DATA FOR THIS EXERCISE.
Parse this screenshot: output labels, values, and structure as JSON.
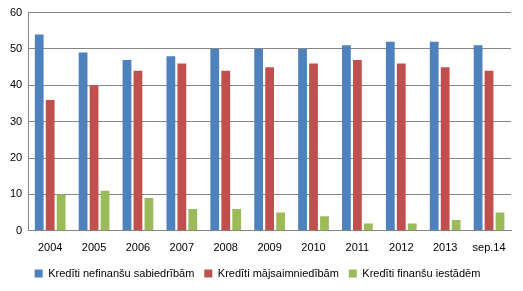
{
  "chart_data": {
    "type": "bar",
    "categories": [
      "2004",
      "2005",
      "2006",
      "2007",
      "2008",
      "2009",
      "2010",
      "2011",
      "2012",
      "2013",
      "sep.14"
    ],
    "series": [
      {
        "name": "Kredīti nefinanšu sabiedrībām",
        "color": "#4F81BD",
        "values": [
          54,
          49,
          47,
          48,
          50,
          50,
          50,
          51,
          52,
          52,
          51
        ]
      },
      {
        "name": "Kredīti mājsaimniedībām",
        "color": "#C0504D",
        "values": [
          36,
          40,
          44,
          46,
          44,
          45,
          46,
          47,
          46,
          45,
          44
        ]
      },
      {
        "name": "Kredīti finanšu iestādēm",
        "color": "#9BBB59",
        "values": [
          10,
          11,
          9,
          6,
          6,
          5,
          4,
          2,
          2,
          3,
          5
        ]
      }
    ],
    "ylim": [
      0,
      60
    ],
    "yticks": [
      0,
      10,
      20,
      30,
      40,
      50,
      60
    ],
    "grid": true,
    "legend": "bottom"
  }
}
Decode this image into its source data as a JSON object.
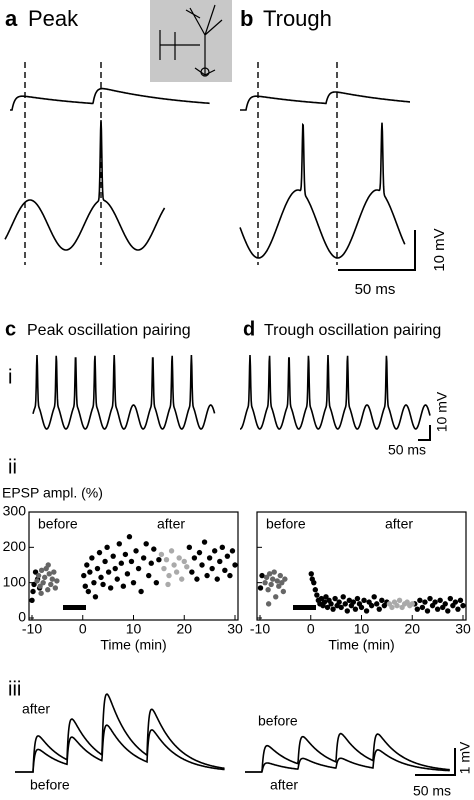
{
  "panels": {
    "a": {
      "letter": "a",
      "title": "Peak"
    },
    "b": {
      "letter": "b",
      "title": "Trough"
    },
    "c": {
      "letter": "c",
      "title": "Peak oscillation pairing"
    },
    "d": {
      "letter": "d",
      "title": "Trough oscillation pairing"
    },
    "rows": [
      "i",
      "ii",
      "iii"
    ]
  },
  "scale_bars": {
    "ab": {
      "y": "10 mV",
      "x": "50 ms"
    },
    "ci": {
      "y": "10 mV",
      "x": "50 ms"
    },
    "ciii": {
      "y": "1 mV",
      "x": "50 ms"
    }
  },
  "trace_labels": {
    "c_after": "after",
    "c_before": "before",
    "d_before": "before",
    "d_after": "after"
  },
  "chart_data": [
    {
      "type": "scatter",
      "ylabel": "EPSP ampl. (%)",
      "xlabel": "Time (min)",
      "annotations": [
        "before",
        "after"
      ],
      "xlim": [
        -10,
        30
      ],
      "ylim": [
        0,
        300
      ],
      "xticks": [
        -10,
        0,
        10,
        20,
        30
      ],
      "yticks": [
        0,
        100,
        200,
        300
      ],
      "ytick_labels": true,
      "series": [
        {
          "color": "#000000",
          "x": [
            -10,
            -9.8,
            -9.6,
            -9.3,
            -8.9,
            -8.5,
            0.2,
            0.5,
            0.8,
            1.1,
            1.4,
            1.8,
            2.2,
            2.5,
            2.9,
            3.3,
            3.6,
            4,
            4.4,
            4.8,
            5.1,
            5.5,
            6,
            6.4,
            6.8,
            7.2,
            7.6,
            8,
            8.4,
            8.8,
            9.2,
            9.6,
            10,
            10.5,
            11,
            11.5,
            12,
            12.5,
            13,
            13.5,
            14,
            14.5,
            15,
            21,
            21.5,
            22,
            22.5,
            23,
            23.5,
            24,
            24.5,
            25,
            25.5,
            26,
            26.5,
            27,
            27.5,
            28,
            28.5,
            29,
            29.5,
            30
          ],
          "values": [
            50,
            75,
            95,
            130,
            110,
            85,
            120,
            90,
            150,
            75,
            130,
            170,
            100,
            60,
            140,
            185,
            115,
            95,
            160,
            200,
            130,
            85,
            175,
            140,
            110,
            210,
            155,
            90,
            180,
            125,
            230,
            160,
            100,
            190,
            140,
            75,
            170,
            210,
            120,
            155,
            195,
            100,
            165,
            200,
            130,
            170,
            110,
            185,
            150,
            215,
            120,
            170,
            140,
            190,
            110,
            160,
            200,
            135,
            175,
            120,
            190,
            150
          ]
        },
        {
          "color": "#666666",
          "x": [
            -9,
            -8.7,
            -8.4,
            -8.1,
            -7.8,
            -7.5,
            -7.2,
            -6.9,
            -6.6,
            -6.3,
            -6,
            -5.7,
            -5.4,
            -5.1,
            -8.2,
            -6.8
          ],
          "values": [
            105,
            120,
            90,
            135,
            100,
            115,
            140,
            80,
            125,
            95,
            110,
            130,
            85,
            105,
            70,
            150
          ]
        },
        {
          "color": "#aaaaaa",
          "x": [
            15.5,
            16,
            16.5,
            17,
            17.5,
            18,
            18.5,
            19,
            19.5,
            20,
            20.5,
            16.8
          ],
          "values": [
            180,
            140,
            165,
            120,
            190,
            150,
            130,
            170,
            110,
            160,
            145,
            95
          ]
        }
      ]
    },
    {
      "type": "scatter",
      "xlabel": "Time (min)",
      "annotations": [
        "before",
        "after"
      ],
      "xlim": [
        -10,
        30
      ],
      "ylim": [
        0,
        300
      ],
      "xticks": [
        -10,
        0,
        10,
        20,
        30
      ],
      "yticks": [
        0,
        100,
        200,
        300
      ],
      "ytick_labels": false,
      "series": [
        {
          "color": "#000000",
          "x": [
            -9.9,
            -9.6,
            0.1,
            0.3,
            0.6,
            0.9,
            1.2,
            1.5,
            1.8,
            2.1,
            2.4,
            2.7,
            3,
            3.3,
            3.6,
            4,
            4.4,
            4.8,
            5.2,
            5.6,
            6,
            6.4,
            6.8,
            7.2,
            7.6,
            8,
            8.4,
            8.8,
            9.2,
            9.6,
            10,
            10.5,
            11,
            11.5,
            12,
            12.5,
            13,
            13.5,
            14,
            14.5,
            15,
            20.5,
            21,
            21.5,
            22,
            22.5,
            23,
            23.5,
            24,
            24.5,
            25,
            25.5,
            26,
            26.5,
            27,
            27.5,
            28,
            28.5,
            29,
            29.5,
            30
          ],
          "values": [
            85,
            120,
            125,
            110,
            100,
            80,
            65,
            50,
            40,
            55,
            35,
            45,
            60,
            30,
            50,
            40,
            25,
            55,
            35,
            45,
            30,
            60,
            40,
            20,
            50,
            35,
            45,
            25,
            55,
            40,
            30,
            50,
            20,
            45,
            35,
            60,
            40,
            25,
            50,
            35,
            45,
            40,
            25,
            50,
            30,
            45,
            20,
            55,
            35,
            45,
            25,
            50,
            30,
            40,
            20,
            55,
            35,
            45,
            25,
            50,
            35
          ]
        },
        {
          "color": "#666666",
          "x": [
            -9,
            -8.7,
            -8.4,
            -8.1,
            -7.8,
            -7.5,
            -7.2,
            -6.9,
            -6.6,
            -6.3,
            -6,
            -5.7,
            -5.4,
            -5.1,
            -8.3
          ],
          "values": [
            100,
            115,
            80,
            125,
            95,
            110,
            130,
            60,
            105,
            90,
            120,
            100,
            75,
            110,
            40
          ]
        },
        {
          "color": "#aaaaaa",
          "x": [
            15.5,
            16,
            16.5,
            17,
            17.5,
            18,
            18.5,
            19,
            19.5,
            20
          ],
          "values": [
            40,
            30,
            45,
            35,
            50,
            30,
            40,
            45,
            35,
            40
          ]
        }
      ]
    }
  ]
}
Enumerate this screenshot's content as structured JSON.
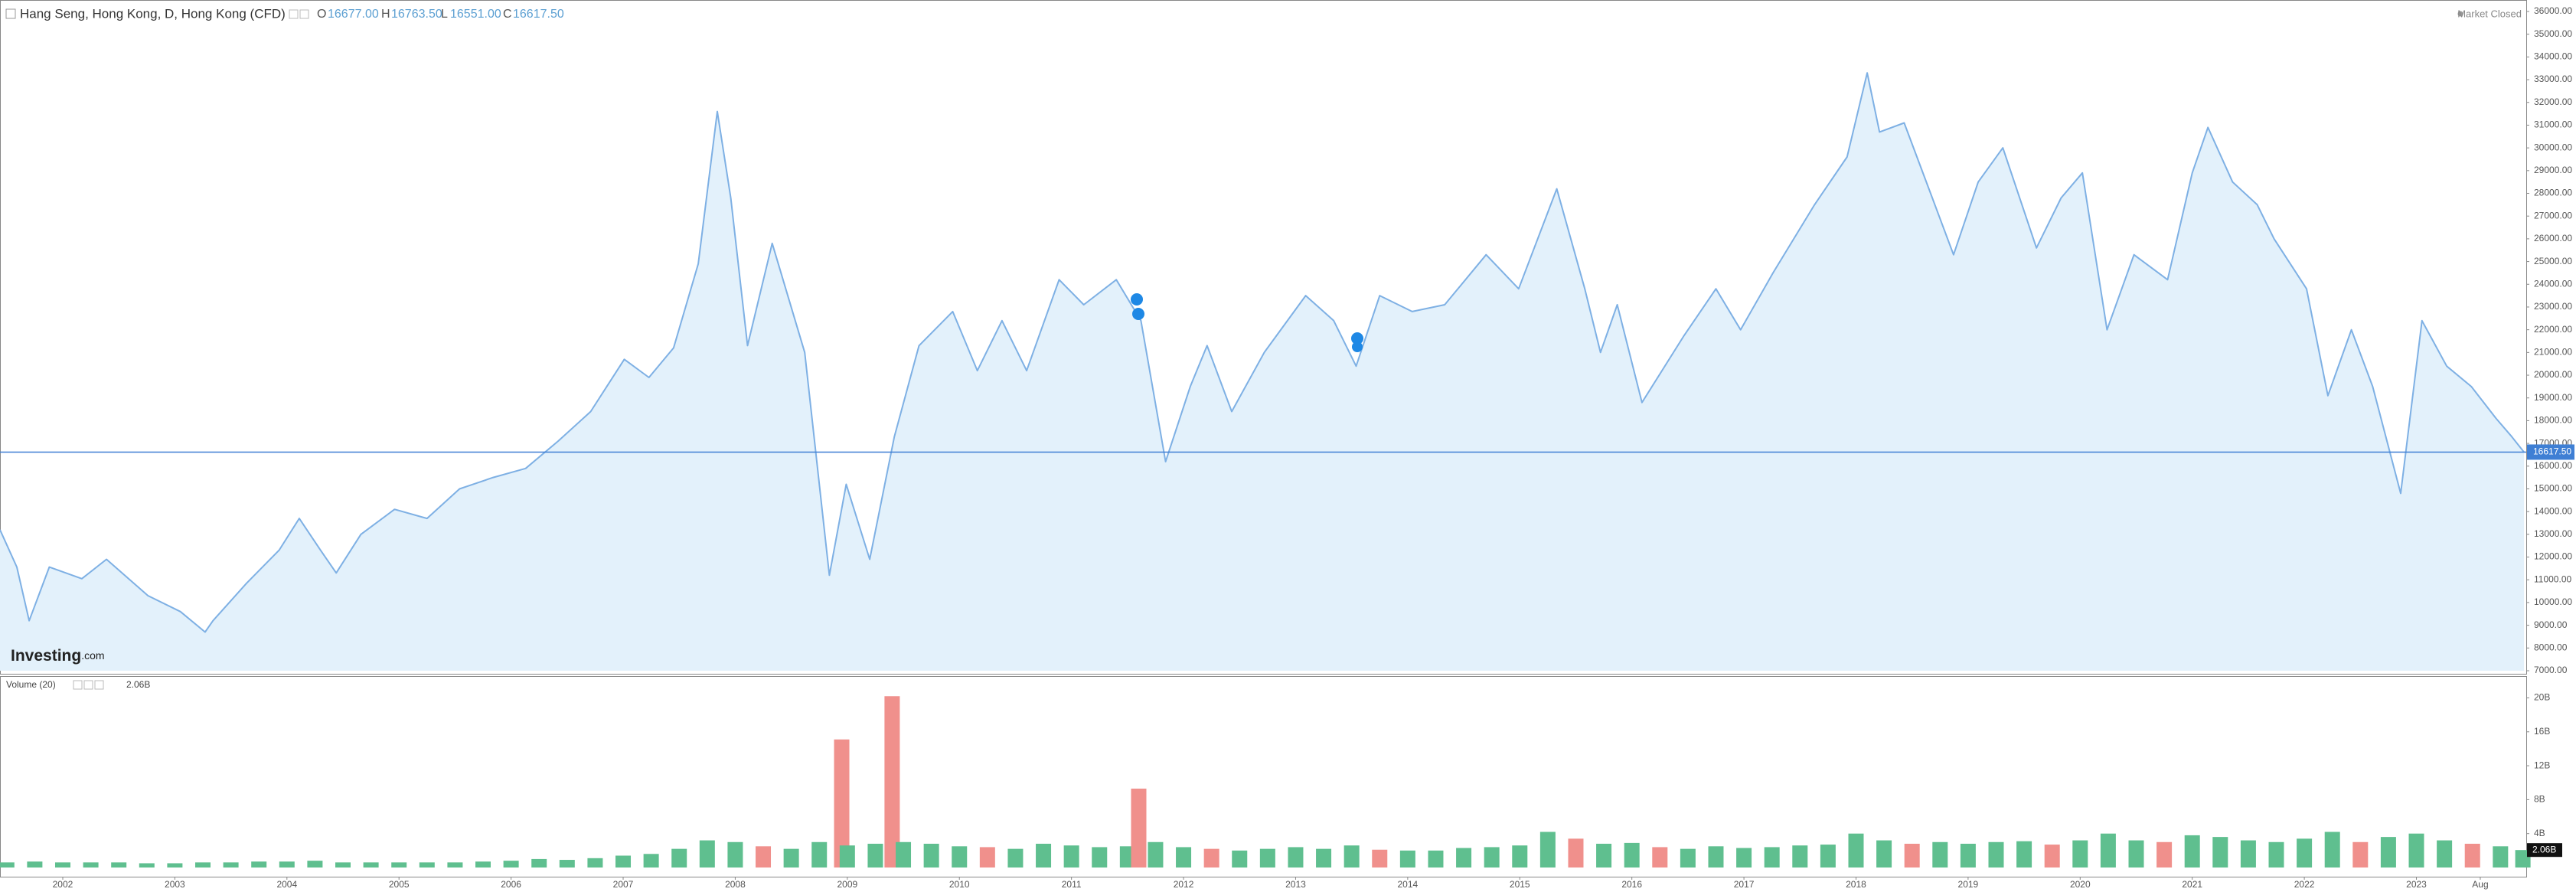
{
  "header": {
    "title": "Hang Seng, Hong Kong, D, Hong Kong (CFD)",
    "ohlc": [
      {
        "key": "O",
        "value": "16677.00"
      },
      {
        "key": "H",
        "value": "16763.50"
      },
      {
        "key": "L",
        "value": "16551.00"
      },
      {
        "key": "C",
        "value": "16617.50"
      }
    ],
    "status": "Market Closed",
    "logo": {
      "name": "Investing",
      "suffix": ".com"
    }
  },
  "chart_data": [
    {
      "type": "line",
      "color": "#7eb0e4",
      "fill": "#e3f1fb",
      "x": [
        2001.44,
        2001.59,
        2001.7,
        2001.88,
        2002.17,
        2002.39,
        2002.76,
        2003.05,
        2003.27,
        2003.34,
        2003.64,
        2003.93,
        2004.11,
        2004.3,
        2004.44,
        2004.66,
        2004.96,
        2005.25,
        2005.54,
        2005.84,
        2006.13,
        2006.42,
        2006.71,
        2007.01,
        2007.23,
        2007.45,
        2007.67,
        2007.84,
        2007.96,
        2008.11,
        2008.33,
        2008.62,
        2008.84,
        2008.99,
        2009.2,
        2009.42,
        2009.64,
        2009.94,
        2010.16,
        2010.38,
        2010.6,
        2010.89,
        2011.11,
        2011.4,
        2011.62,
        2011.84,
        2012.06,
        2012.21,
        2012.43,
        2012.72,
        2013.09,
        2013.34,
        2013.54,
        2013.75,
        2014.04,
        2014.33,
        2014.7,
        2014.99,
        2015.33,
        2015.58,
        2015.72,
        2015.87,
        2016.09,
        2016.46,
        2016.75,
        2016.97,
        2017.26,
        2017.63,
        2017.92,
        2018.1,
        2018.21,
        2018.43,
        2018.65,
        2018.87,
        2019.09,
        2019.31,
        2019.61,
        2019.83,
        2020.02,
        2020.24,
        2020.48,
        2020.78,
        2021.0,
        2021.14,
        2021.36,
        2021.58,
        2021.73,
        2022.02,
        2022.21,
        2022.42,
        2022.61,
        2022.86,
        2023.05,
        2023.27,
        2023.49,
        2023.71,
        2023.85,
        2023.96
      ],
      "values": [
        13200,
        11560,
        9200,
        11560,
        11050,
        11900,
        10300,
        9600,
        8700,
        9200,
        10850,
        12300,
        13700,
        12300,
        11300,
        13000,
        14100,
        13700,
        15000,
        15500,
        15900,
        17100,
        18400,
        20700,
        19900,
        21200,
        24900,
        31600,
        27800,
        21300,
        25800,
        21000,
        11200,
        15200,
        11900,
        17300,
        21300,
        22800,
        20200,
        22400,
        20200,
        24200,
        23100,
        24200,
        22400,
        16200,
        19500,
        21300,
        18400,
        21000,
        23500,
        22400,
        20400,
        23500,
        22800,
        23100,
        25300,
        23800,
        28200,
        23800,
        21000,
        23100,
        18800,
        21700,
        23800,
        22000,
        24500,
        27500,
        29600,
        33300,
        30700,
        31100,
        28200,
        25300,
        28500,
        30000,
        25600,
        27800,
        28900,
        22000,
        25300,
        24200,
        28900,
        30900,
        28500,
        27500,
        26000,
        23800,
        19100,
        22000,
        19500,
        14800,
        22400,
        20400,
        19500,
        18100,
        17300,
        16617.5
      ],
      "price_line": {
        "value": 16617.5,
        "label": "16617.50",
        "color": "#3f7fd4"
      },
      "xlim": [
        2001.44,
        2023.98
      ],
      "ylim": [
        7000,
        36000
      ],
      "yticks": [
        {
          "value": 7000,
          "label": "7000.00"
        },
        {
          "value": 8000,
          "label": "8000.00"
        },
        {
          "value": 9000,
          "label": "9000.00"
        },
        {
          "value": 10000,
          "label": "10000.00"
        },
        {
          "value": 11000,
          "label": "11000.00"
        },
        {
          "value": 12000,
          "label": "12000.00"
        },
        {
          "value": 13000,
          "label": "13000.00"
        },
        {
          "value": 14000,
          "label": "14000.00"
        },
        {
          "value": 15000,
          "label": "15000.00"
        },
        {
          "value": 16000,
          "label": "16000.00"
        },
        {
          "value": 17000,
          "label": "17000.00"
        },
        {
          "value": 18000,
          "label": "18000.00"
        },
        {
          "value": 19000,
          "label": "19000.00"
        },
        {
          "value": 20000,
          "label": "20000.00"
        },
        {
          "value": 21000,
          "label": "21000.00"
        },
        {
          "value": 22000,
          "label": "22000.00"
        },
        {
          "value": 23000,
          "label": "23000.00"
        },
        {
          "value": 24000,
          "label": "24000.00"
        },
        {
          "value": 25000,
          "label": "25000.00"
        },
        {
          "value": 26000,
          "label": "26000.00"
        },
        {
          "value": 27000,
          "label": "27000.00"
        },
        {
          "value": 28000,
          "label": "28000.00"
        },
        {
          "value": 29000,
          "label": "29000.00"
        },
        {
          "value": 30000,
          "label": "30000.00"
        },
        {
          "value": 31000,
          "label": "31000.00"
        },
        {
          "value": 32000,
          "label": "32000.00"
        },
        {
          "value": 33000,
          "label": "33000.00"
        },
        {
          "value": 34000,
          "label": "34000.00"
        },
        {
          "value": 35000,
          "label": "35000.00"
        },
        {
          "value": 36000,
          "label": "36000.00"
        }
      ]
    },
    {
      "type": "bar",
      "title": "Volume (20)",
      "x": [
        2001.5,
        2001.75,
        2002,
        2002.25,
        2002.5,
        2002.75,
        2003,
        2003.25,
        2003.5,
        2003.75,
        2004,
        2004.25,
        2004.5,
        2004.75,
        2005,
        2005.25,
        2005.5,
        2005.75,
        2006,
        2006.25,
        2006.5,
        2006.75,
        2007,
        2007.25,
        2007.5,
        2007.75,
        2008,
        2008.25,
        2008.5,
        2008.75,
        2008.95,
        2009,
        2009.25,
        2009.4,
        2009.5,
        2009.75,
        2010,
        2010.25,
        2010.5,
        2010.75,
        2011,
        2011.25,
        2011.5,
        2011.6,
        2011.75,
        2012,
        2012.25,
        2012.5,
        2012.75,
        2013,
        2013.25,
        2013.5,
        2013.75,
        2014,
        2014.25,
        2014.5,
        2014.75,
        2015,
        2015.25,
        2015.5,
        2015.75,
        2016,
        2016.25,
        2016.5,
        2016.75,
        2017,
        2017.25,
        2017.5,
        2017.75,
        2018,
        2018.25,
        2018.5,
        2018.75,
        2019,
        2019.25,
        2019.5,
        2019.75,
        2020,
        2020.25,
        2020.5,
        2020.75,
        2021,
        2021.25,
        2021.5,
        2021.75,
        2022,
        2022.25,
        2022.5,
        2022.75,
        2023,
        2023.25,
        2023.5,
        2023.75,
        2023.95
      ],
      "values": [
        0.6,
        0.7,
        0.6,
        0.6,
        0.6,
        0.5,
        0.5,
        0.6,
        0.6,
        0.7,
        0.7,
        0.8,
        0.6,
        0.6,
        0.6,
        0.6,
        0.6,
        0.7,
        0.8,
        1.0,
        0.9,
        1.1,
        1.4,
        1.6,
        2.2,
        3.2,
        3.0,
        2.5,
        2.2,
        3.0,
        15.1,
        2.6,
        2.8,
        20.2,
        3.0,
        2.8,
        2.5,
        2.4,
        2.2,
        2.8,
        2.6,
        2.4,
        2.5,
        9.3,
        3.0,
        2.4,
        2.2,
        2.0,
        2.2,
        2.4,
        2.2,
        2.6,
        2.1,
        2.0,
        2.0,
        2.3,
        2.4,
        2.6,
        4.2,
        3.4,
        2.8,
        2.9,
        2.4,
        2.2,
        2.5,
        2.3,
        2.4,
        2.6,
        2.7,
        4.0,
        3.2,
        2.8,
        3.0,
        2.8,
        3.0,
        3.1,
        2.7,
        3.2,
        4.0,
        3.2,
        3.0,
        3.8,
        3.6,
        3.2,
        3.0,
        3.4,
        4.2,
        3.0,
        3.6,
        4.0,
        3.2,
        2.8,
        2.5,
        2.06
      ],
      "colors": [
        "#5fbf8f",
        "#5fbf8f",
        "#5fbf8f",
        "#5fbf8f",
        "#5fbf8f",
        "#5fbf8f",
        "#5fbf8f",
        "#5fbf8f",
        "#5fbf8f",
        "#5fbf8f",
        "#5fbf8f",
        "#5fbf8f",
        "#5fbf8f",
        "#5fbf8f",
        "#5fbf8f",
        "#5fbf8f",
        "#5fbf8f",
        "#5fbf8f",
        "#5fbf8f",
        "#5fbf8f",
        "#5fbf8f",
        "#5fbf8f",
        "#5fbf8f",
        "#5fbf8f",
        "#5fbf8f",
        "#5fbf8f",
        "#5fbf8f",
        "#f0908c",
        "#5fbf8f",
        "#5fbf8f",
        "#f0908c",
        "#5fbf8f",
        "#5fbf8f",
        "#f0908c",
        "#5fbf8f",
        "#5fbf8f",
        "#5fbf8f",
        "#f0908c",
        "#5fbf8f",
        "#5fbf8f",
        "#5fbf8f",
        "#5fbf8f",
        "#5fbf8f",
        "#f0908c",
        "#5fbf8f",
        "#5fbf8f",
        "#f0908c",
        "#5fbf8f",
        "#5fbf8f",
        "#5fbf8f",
        "#5fbf8f",
        "#5fbf8f",
        "#f0908c",
        "#5fbf8f",
        "#5fbf8f",
        "#5fbf8f",
        "#5fbf8f",
        "#5fbf8f",
        "#5fbf8f",
        "#f0908c",
        "#5fbf8f",
        "#5fbf8f",
        "#f0908c",
        "#5fbf8f",
        "#5fbf8f",
        "#5fbf8f",
        "#5fbf8f",
        "#5fbf8f",
        "#5fbf8f",
        "#5fbf8f",
        "#5fbf8f",
        "#f0908c",
        "#5fbf8f",
        "#5fbf8f",
        "#5fbf8f",
        "#5fbf8f",
        "#f0908c",
        "#5fbf8f",
        "#5fbf8f",
        "#5fbf8f",
        "#f0908c",
        "#5fbf8f",
        "#5fbf8f",
        "#5fbf8f",
        "#5fbf8f",
        "#5fbf8f",
        "#5fbf8f",
        "#f0908c",
        "#5fbf8f",
        "#5fbf8f",
        "#5fbf8f",
        "#f0908c",
        "#5fbf8f",
        "#5fbf8f"
      ],
      "current": {
        "value": 2.06,
        "label": "2.06B"
      },
      "xlim": [
        2001.44,
        2023.98
      ],
      "xticks": [
        2002,
        2003,
        2004,
        2005,
        2006,
        2007,
        2008,
        2009,
        2010,
        2011,
        2012,
        2013,
        2014,
        2015,
        2016,
        2017,
        2018,
        2019,
        2020,
        2021,
        2022,
        2023,
        {
          "value": 2023.57,
          "label": "Aug"
        }
      ],
      "ylim": [
        0,
        22.3
      ],
      "yticks": [
        {
          "value": 4,
          "label": "4B"
        },
        {
          "value": 8,
          "label": "8B"
        },
        {
          "value": 12,
          "label": "12B"
        },
        {
          "value": 16,
          "label": "16B"
        },
        {
          "value": 20,
          "label": "20B"
        }
      ]
    }
  ]
}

YOUR GOAL. Search the data above for lines holding "type" and copy each of them.

ANSWER IN FULL.
    "type": "bar",
      "type": "scatter",
      "type": "scatter",
      "type": "line",
      "type": "bar",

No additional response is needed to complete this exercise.